-- begin --

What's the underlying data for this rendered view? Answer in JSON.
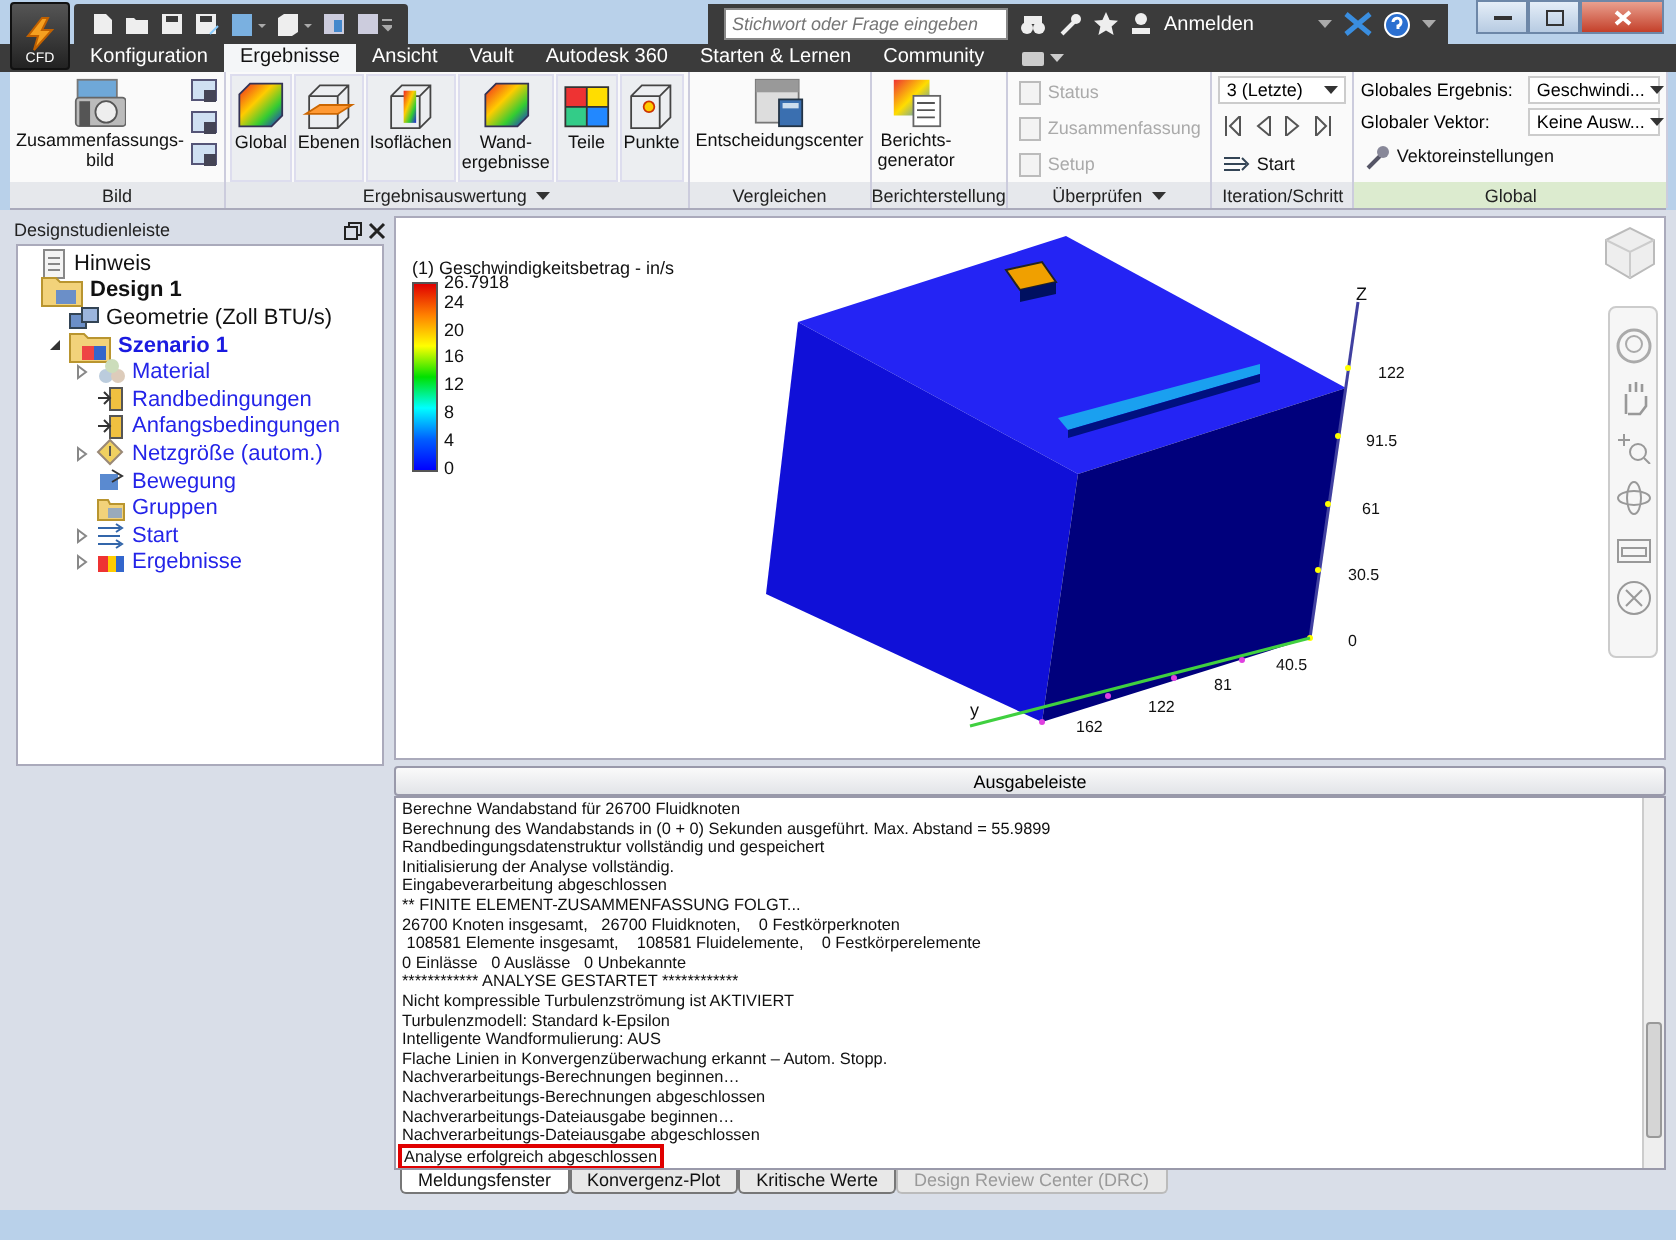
{
  "app_button": {
    "label": "CFD"
  },
  "search": {
    "placeholder": "Stichwort oder Frage eingeben"
  },
  "sign_in": {
    "label": "Anmelden"
  },
  "tabs": [
    {
      "label": "Konfiguration",
      "selected": false
    },
    {
      "label": "Ergebnisse",
      "selected": true
    },
    {
      "label": "Ansicht",
      "selected": false
    },
    {
      "label": "Vault",
      "selected": false
    },
    {
      "label": "Autodesk 360",
      "selected": false
    },
    {
      "label": "Starten & Lernen",
      "selected": false
    },
    {
      "label": "Community",
      "selected": false
    }
  ],
  "ribbon": {
    "groups": [
      {
        "title": "Bild",
        "menu": false,
        "highlighted": false,
        "items": [
          {
            "kind": "large",
            "label": "Zusammenfassungs-\nbild"
          },
          {
            "kind": "icon"
          },
          {
            "kind": "icon"
          },
          {
            "kind": "icon"
          }
        ]
      },
      {
        "title": "Ergebnisauswertung",
        "menu": true,
        "highlighted": false,
        "items": [
          {
            "kind": "large",
            "label": "Global"
          },
          {
            "kind": "large",
            "label": "Ebenen"
          },
          {
            "kind": "large",
            "label": "Isoflächen"
          },
          {
            "kind": "large",
            "label": "Wand-\nergebnisse"
          },
          {
            "kind": "large",
            "label": "Teile"
          },
          {
            "kind": "large",
            "label": "Punkte"
          }
        ]
      },
      {
        "title": "Vergleichen",
        "menu": false,
        "highlighted": false,
        "items": [
          {
            "kind": "large",
            "label": "Entscheidungscenter"
          }
        ]
      },
      {
        "title": "Berichterstellung",
        "menu": false,
        "highlighted": false,
        "items": [
          {
            "kind": "large",
            "label": "Berichts-\ngenerator"
          }
        ]
      },
      {
        "title": "Überprüfen",
        "menu": true,
        "highlighted": false,
        "items": [
          {
            "kind": "small",
            "label": "Status",
            "disabled": true
          },
          {
            "kind": "small",
            "label": "Zusammenfassung",
            "disabled": true
          },
          {
            "kind": "small",
            "label": "Setup",
            "disabled": true
          }
        ]
      },
      {
        "title": "Iteration/Schritt",
        "menu": false,
        "highlighted": false,
        "items": [
          {
            "kind": "dropdown",
            "value": "3 (Letzte)"
          },
          {
            "kind": "stepper"
          },
          {
            "kind": "small",
            "label": "Start",
            "disabled": false
          }
        ]
      },
      {
        "title": "Global",
        "menu": false,
        "highlighted": true,
        "items": [
          {
            "kind": "field",
            "label": "Globales Ergebnis:",
            "value": "Geschwindi..."
          },
          {
            "kind": "field",
            "label": "Globaler Vektor:",
            "value": "Keine Ausw..."
          },
          {
            "kind": "small",
            "label": "Vektoreinstellungen",
            "disabled": false
          }
        ]
      }
    ]
  },
  "sidebar": {
    "title": "Designstudienleiste",
    "items": [
      {
        "label": "Hinweis",
        "kind": "note",
        "expandable": false
      },
      {
        "label": "Design 1",
        "kind": "design",
        "expandable": false,
        "children": [
          {
            "label": "Geometrie (Zoll BTU/s)",
            "kind": "geometry",
            "expandable": false
          },
          {
            "label": "Szenario 1",
            "kind": "scenario",
            "expandable": true,
            "expanded": true,
            "children": [
              {
                "label": "Material",
                "kind": "link",
                "expandable": true,
                "expanded": false
              },
              {
                "label": "Randbedingungen",
                "kind": "link",
                "expandable": false
              },
              {
                "label": "Anfangsbedingungen",
                "kind": "link",
                "expandable": false
              },
              {
                "label": "Netzgröße (autom.)",
                "kind": "link",
                "expandable": true,
                "expanded": false
              },
              {
                "label": "Bewegung",
                "kind": "link",
                "expandable": false
              },
              {
                "label": "Gruppen",
                "kind": "link",
                "expandable": false
              },
              {
                "label": "Start",
                "kind": "link",
                "expandable": true,
                "expanded": false
              },
              {
                "label": "Ergebnisse",
                "kind": "link",
                "expandable": true,
                "expanded": false
              }
            ]
          }
        ]
      }
    ]
  },
  "viewport": {
    "legend": {
      "title": "(1) Geschwindigkeitsbetrag - in/s",
      "ticks": [
        "26.7918",
        "24",
        "20",
        "16",
        "12",
        "8",
        "4",
        "0"
      ]
    },
    "z_axis": {
      "label": "Z",
      "ticks": [
        "122",
        "91.5",
        "61",
        "30.5",
        "0"
      ]
    },
    "x_axis": {
      "ticks": [
        "40.5",
        "81",
        "122",
        "162"
      ]
    },
    "y_axis": {
      "label": "y"
    }
  },
  "output": {
    "title": "Ausgabeleiste",
    "lines": [
      {
        "text": "Berechne Wandabstand für 26700 Fluidknoten",
        "highlighted": false
      },
      {
        "text": "Berechnung des Wandabstands in (0 + 0) Sekunden ausgeführt. Max. Abstand = 55.9899",
        "highlighted": false
      },
      {
        "text": "Randbedingungsdatenstruktur vollständig und gespeichert",
        "highlighted": false
      },
      {
        "text": "Initialisierung der Analyse vollständig.",
        "highlighted": false
      },
      {
        "text": "Eingabeverarbeitung abgeschlossen",
        "highlighted": false
      },
      {
        "text": "** FINITE ELEMENT-ZUSAMMENFASSUNG FOLGT...",
        "highlighted": false
      },
      {
        "text": "26700 Knoten insgesamt,   26700 Fluidknoten,    0 Festkörperknoten",
        "highlighted": false
      },
      {
        "text": " 108581 Elemente insgesamt,    108581 Fluidelemente,    0 Festkörperelemente",
        "highlighted": false
      },
      {
        "text": "0 Einlässe   0 Auslässe   0 Unbekannte",
        "highlighted": false
      },
      {
        "text": "************ ANALYSE GESTARTET ************",
        "highlighted": false
      },
      {
        "text": "Nicht kompressible Turbulenzströmung ist AKTIVIERT",
        "highlighted": false
      },
      {
        "text": "Turbulenzmodell: Standard k-Epsilon",
        "highlighted": false
      },
      {
        "text": "Intelligente Wandformulierung: AUS",
        "highlighted": false
      },
      {
        "text": "Flache Linien in Konvergenzüberwachung erkannt – Autom. Stopp.",
        "highlighted": false
      },
      {
        "text": "Nachverarbeitungs-Berechnungen beginnen…",
        "highlighted": false
      },
      {
        "text": "Nachverarbeitungs-Berechnungen abgeschlossen",
        "highlighted": false
      },
      {
        "text": "Nachverarbeitungs-Dateiausgabe beginnen…",
        "highlighted": false
      },
      {
        "text": "Nachverarbeitungs-Dateiausgabe abgeschlossen",
        "highlighted": false
      },
      {
        "text": "Analyse erfolgreich abgeschlossen",
        "highlighted": true
      }
    ],
    "tabs": [
      {
        "label": "Meldungsfenster",
        "selected": true,
        "disabled": false
      },
      {
        "label": "Konvergenz-Plot",
        "selected": false,
        "disabled": false
      },
      {
        "label": "Kritische Werte",
        "selected": false,
        "disabled": false
      },
      {
        "label": "Design Review Center (DRC)",
        "selected": false,
        "disabled": true
      }
    ]
  }
}
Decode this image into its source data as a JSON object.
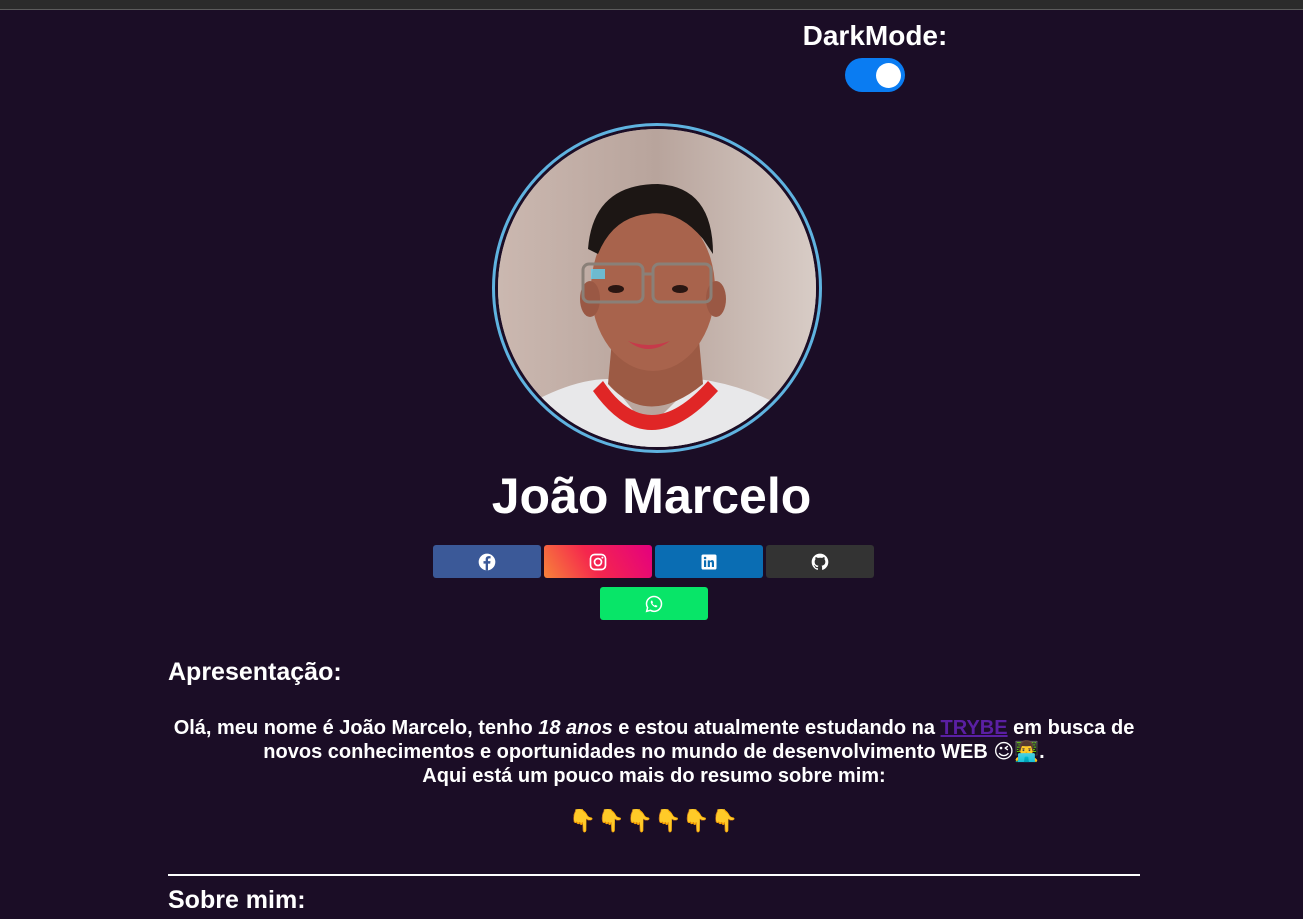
{
  "darkmode": {
    "label": "DarkMode:",
    "enabled": true,
    "accent_color": "#0a7cf2"
  },
  "profile": {
    "name": "João Marcelo"
  },
  "social_links": [
    {
      "name": "facebook",
      "icon": "facebook-icon",
      "color": "#3b5998"
    },
    {
      "name": "instagram",
      "icon": "instagram-icon",
      "color": "#e1306c"
    },
    {
      "name": "linkedin",
      "icon": "linkedin-icon",
      "color": "#0a6db3"
    },
    {
      "name": "github",
      "icon": "github-icon",
      "color": "#333333"
    },
    {
      "name": "whatsapp",
      "icon": "whatsapp-icon",
      "color": "#08e568"
    }
  ],
  "presentation": {
    "title": "Apresentação:",
    "intro_part1": "Olá, meu nome é João Marcelo, tenho ",
    "age": "18 anos",
    "intro_part2": " e estou atualmente estudando na ",
    "link_text": "TRYBE",
    "intro_part3": " em busca de novos conhecimentos e oportunidades no mundo de desenvolvimento WEB 😉👨‍💻.",
    "line2": "Aqui está um pouco mais do resumo sobre mim:",
    "pointers": "👇👇👇👇👇👇"
  },
  "about": {
    "title": "Sobre mim:"
  },
  "colors": {
    "background": "#1b0d26",
    "text": "#ffffff",
    "link": "#5a1fa3",
    "avatar_border": "#5fb3e0"
  }
}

-- end --

- [Task brief] Reproduce each line from the records that contains the word "vollständig".

- [Finished task]
        "text": "Randbedingungsdatenstruktur vollständig und gespeichert",
        "text": "Initialisierung der Analyse vollständig.",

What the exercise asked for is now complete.